** Do this **
Each line of the material must be returned exactly.

** Data listing **
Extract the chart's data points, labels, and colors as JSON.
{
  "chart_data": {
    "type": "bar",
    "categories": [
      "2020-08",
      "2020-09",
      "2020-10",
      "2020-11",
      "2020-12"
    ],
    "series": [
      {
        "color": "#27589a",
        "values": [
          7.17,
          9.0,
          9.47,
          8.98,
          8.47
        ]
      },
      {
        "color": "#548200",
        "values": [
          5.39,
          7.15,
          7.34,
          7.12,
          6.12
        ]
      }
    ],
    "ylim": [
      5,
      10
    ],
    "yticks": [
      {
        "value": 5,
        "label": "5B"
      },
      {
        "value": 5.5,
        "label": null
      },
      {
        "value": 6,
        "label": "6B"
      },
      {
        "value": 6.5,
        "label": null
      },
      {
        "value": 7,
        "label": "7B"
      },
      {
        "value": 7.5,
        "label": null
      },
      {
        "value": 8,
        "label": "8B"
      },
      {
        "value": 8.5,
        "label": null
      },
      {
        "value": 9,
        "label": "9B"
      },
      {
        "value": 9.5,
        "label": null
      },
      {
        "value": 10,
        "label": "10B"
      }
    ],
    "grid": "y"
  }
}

** Reply **
Extract the chart's data points, labels, and colors as JSON.
{
  "chart_data": {
    "type": "bar",
    "categories": [
      "2020-08",
      "2020-09",
      "2020-10",
      "2020-11",
      "2020-12"
    ],
    "series": [
      {
        "color": "#27589a",
        "values": [
          7.17,
          9.0,
          9.47,
          8.98,
          8.47
        ]
      },
      {
        "color": "#548200",
        "values": [
          5.39,
          7.15,
          7.34,
          7.12,
          6.12
        ]
      }
    ],
    "ylim": [
      5,
      10
    ],
    "yticks": [
      {
        "value": 5,
        "label": "5B"
      },
      {
        "value": 5.5,
        "label": null
      },
      {
        "value": 6,
        "label": "6B"
      },
      {
        "value": 6.5,
        "label": null
      },
      {
        "value": 7,
        "label": "7B"
      },
      {
        "value": 7.5,
        "label": null
      },
      {
        "value": 8,
        "label": "8B"
      },
      {
        "value": 8.5,
        "label": null
      },
      {
        "value": 9,
        "label": "9B"
      },
      {
        "value": 9.5,
        "label": null
      },
      {
        "value": 10,
        "label": "10B"
      }
    ],
    "grid": "y"
  }
}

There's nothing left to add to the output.